Pull out from the material below all lines with "docx".
▬▬▬▬▬▬
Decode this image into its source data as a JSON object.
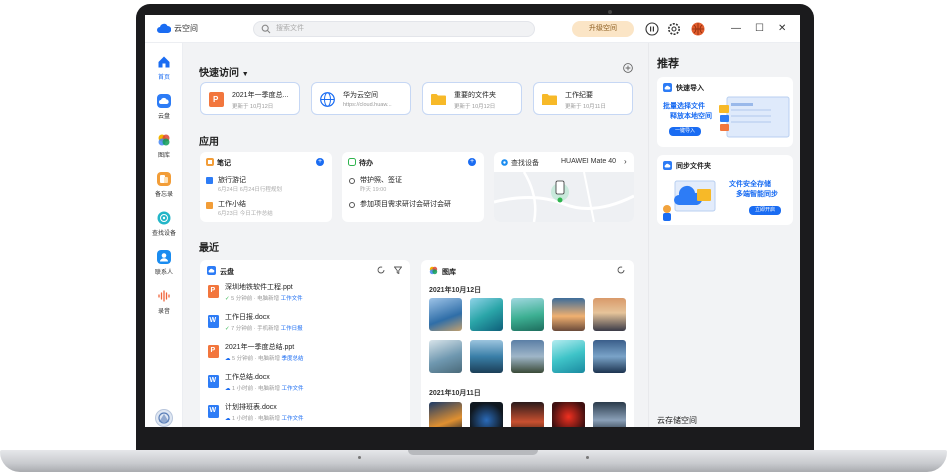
{
  "app": {
    "name": "云空间"
  },
  "search": {
    "placeholder": "搜索文件"
  },
  "header": {
    "upgrade_label": "升级空间"
  },
  "window": {
    "minimize": "—",
    "maximize": "☐",
    "close": "✕"
  },
  "nav": [
    {
      "label": "首页"
    },
    {
      "label": "云盘"
    },
    {
      "label": "图库"
    },
    {
      "label": "备忘录"
    },
    {
      "label": "查找设备"
    },
    {
      "label": "联系人"
    },
    {
      "label": "录音"
    }
  ],
  "quick_access": {
    "title": "快速访问",
    "items": [
      {
        "title": "2021年一季度总...",
        "sub": "更新于 10月12日"
      },
      {
        "title": "华为云空间",
        "sub": "https://cloud.huaw..."
      },
      {
        "title": "重要的文件夹",
        "sub": "更新于 10月12日"
      },
      {
        "title": "工作纪要",
        "sub": "更新于 10月11日"
      }
    ]
  },
  "apps": {
    "title": "应用",
    "notes": {
      "title": "笔记",
      "items": [
        {
          "title": "旅行游记",
          "sub": "6月24日  6月24日行程规划"
        },
        {
          "title": "工作小结",
          "sub": "6月23日  今日工作总结"
        }
      ]
    },
    "todo": {
      "title": "待办",
      "items": [
        {
          "title": "带护照、签证",
          "sub": "昨天 19:00"
        },
        {
          "title": "参加项目需求研讨会研讨会研",
          "sub": ""
        }
      ]
    },
    "find_device": {
      "title": "查找设备",
      "device": "HUAWEI Mate 40"
    }
  },
  "recent": {
    "title": "最近",
    "drive": {
      "title": "云盘",
      "files": [
        {
          "name": "深圳地铁软件工程.ppt",
          "meta": "5 分钟前  ·  电脑新增",
          "folder": "工作文件"
        },
        {
          "name": "工作日报.docx",
          "meta": "7 分钟前  ·  手机新增",
          "folder": "工作日报"
        },
        {
          "name": "2021年一季度总结.ppt",
          "meta": "5 分钟前  ·  电脑新增",
          "folder": "季度总结"
        },
        {
          "name": "工作总结.docx",
          "meta": "1 小时前  ·  电脑新增",
          "folder": "工作文件"
        },
        {
          "name": "计划排班表.docx",
          "meta": "1 小时前  ·  电脑新增",
          "folder": "工作文件"
        }
      ]
    },
    "gallery": {
      "title": "图库",
      "date1": "2021年10月12日",
      "date2": "2021年10月11日"
    }
  },
  "recommend": {
    "title": "推荐",
    "card1": {
      "title": "快速导入",
      "text1": "批量选择文件",
      "text2": "释放本地空间",
      "btn": "一键导入"
    },
    "card2": {
      "title": "同步文件夹",
      "text1": "文件安全存储",
      "text2": "多端智能同步",
      "btn": "立即开启"
    },
    "storage_title": "云存储空间"
  }
}
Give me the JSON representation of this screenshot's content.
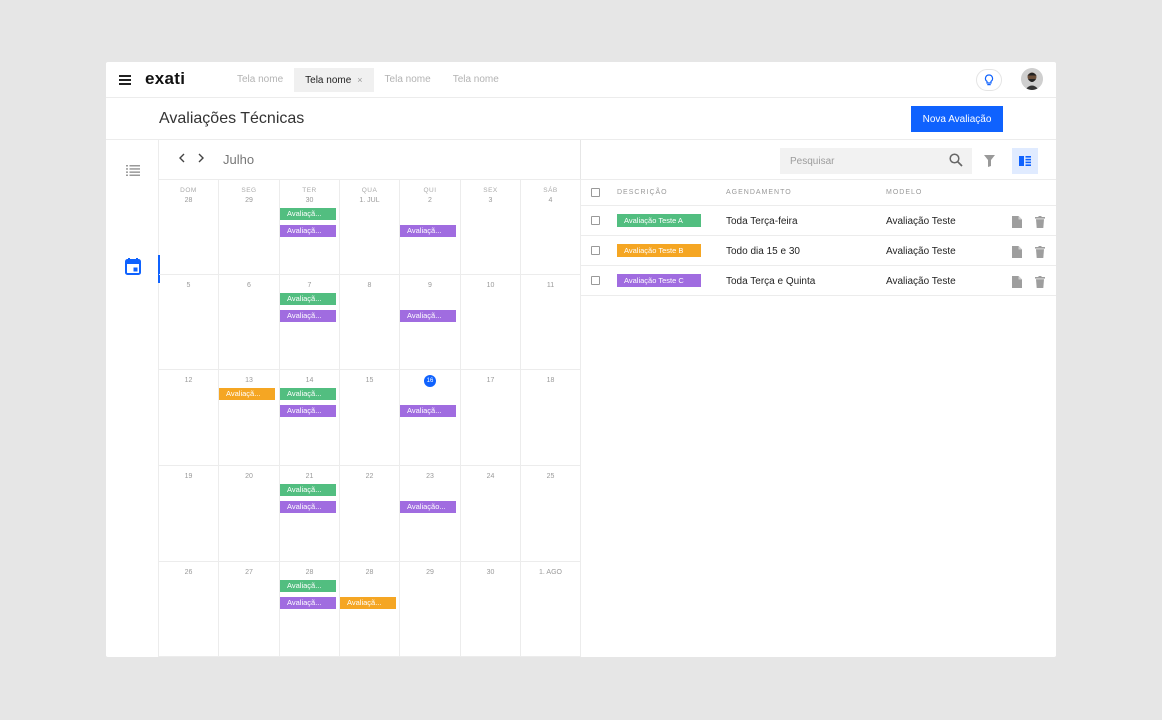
{
  "app": {
    "logo": "exati",
    "page_title": "Avaliações Técnicas"
  },
  "topbar": {
    "tabs": [
      {
        "label": "Tela nome",
        "active": false
      },
      {
        "label": "Tela nome",
        "active": true,
        "close": "×"
      },
      {
        "label": "Tela nome",
        "active": false
      },
      {
        "label": "Tela nome",
        "active": false
      }
    ],
    "icons": [
      "menu-icon",
      "lightbulb-icon",
      "user-avatar"
    ]
  },
  "header": {
    "new_button": "Nova Avaliação"
  },
  "rail": {
    "icons": [
      "list-icon",
      "calendar-icon"
    ],
    "active": "calendar-icon"
  },
  "calendar": {
    "month": "Julho",
    "weekdays": [
      "DOM",
      "SEG",
      "TER",
      "QUA",
      "QUI",
      "SEX",
      "SÁB"
    ],
    "weeks": [
      [
        "28",
        "29",
        "30",
        "1. JUL",
        "2",
        "3",
        "4"
      ],
      [
        "5",
        "6",
        "7",
        "8",
        "9",
        "10",
        "11"
      ],
      [
        "12",
        "13",
        "14",
        "15",
        "16",
        "17",
        "18"
      ],
      [
        "19",
        "20",
        "21",
        "22",
        "23",
        "24",
        "25"
      ],
      [
        "26",
        "27",
        "28",
        "28",
        "29",
        "30",
        "1. AGO"
      ]
    ],
    "today": "16",
    "events": [
      {
        "week": 0,
        "day": 2,
        "slot": 0,
        "label": "Avaliaçã...",
        "color": "green"
      },
      {
        "week": 0,
        "day": 2,
        "slot": 1,
        "label": "Avaliaçã...",
        "color": "purple"
      },
      {
        "week": 0,
        "day": 4,
        "slot": 1,
        "label": "Avaliaçã...",
        "color": "purple"
      },
      {
        "week": 1,
        "day": 2,
        "slot": 0,
        "label": "Avaliaçã...",
        "color": "green"
      },
      {
        "week": 1,
        "day": 2,
        "slot": 1,
        "label": "Avaliaçã...",
        "color": "purple"
      },
      {
        "week": 1,
        "day": 4,
        "slot": 1,
        "label": "Avaliaçã...",
        "color": "purple"
      },
      {
        "week": 2,
        "day": 1,
        "slot": 0,
        "label": "Avaliaçã...",
        "color": "orange"
      },
      {
        "week": 2,
        "day": 2,
        "slot": 0,
        "label": "Avaliaçã...",
        "color": "green"
      },
      {
        "week": 2,
        "day": 2,
        "slot": 1,
        "label": "Avaliaçã...",
        "color": "purple"
      },
      {
        "week": 2,
        "day": 4,
        "slot": 1,
        "label": "Avaliaçã...",
        "color": "purple"
      },
      {
        "week": 3,
        "day": 2,
        "slot": 0,
        "label": "Avaliaçã...",
        "color": "green"
      },
      {
        "week": 3,
        "day": 2,
        "slot": 1,
        "label": "Avaliaçã...",
        "color": "purple"
      },
      {
        "week": 3,
        "day": 4,
        "slot": 1,
        "label": "Avaliação...",
        "color": "purple"
      },
      {
        "week": 4,
        "day": 2,
        "slot": 0,
        "label": "Avaliaçã...",
        "color": "green"
      },
      {
        "week": 4,
        "day": 2,
        "slot": 1,
        "label": "Avaliaçã...",
        "color": "purple"
      },
      {
        "week": 4,
        "day": 3,
        "slot": 1,
        "label": "Avaliaçã...",
        "color": "orange"
      }
    ]
  },
  "list": {
    "search_placeholder": "Pesquisar",
    "columns": [
      "DESCRIÇÃO",
      "AGENDAMENTO",
      "MODELO"
    ],
    "rows": [
      {
        "label": "Avaliação Teste A",
        "color": "green",
        "schedule": "Toda Terça-feira",
        "model": "Avaliação Teste"
      },
      {
        "label": "Avaliação Teste B",
        "color": "orange",
        "schedule": "Todo dia 15 e 30",
        "model": "Avaliação Teste"
      },
      {
        "label": "Avaliação Teste C",
        "color": "purple",
        "schedule": "Toda Terça e Quinta",
        "model": "Avaliação Teste"
      }
    ]
  },
  "colors": {
    "accent": "#0f62fe",
    "green": "#52be80",
    "purple": "#a06ce0",
    "orange": "#f5a623"
  }
}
▬▬▬▬▬▬
**WRITTEN RESPONSE:**
          "name": "工作日报.docx",
          "name": "工作总结.docx",
          "name": "计划排班表.docx",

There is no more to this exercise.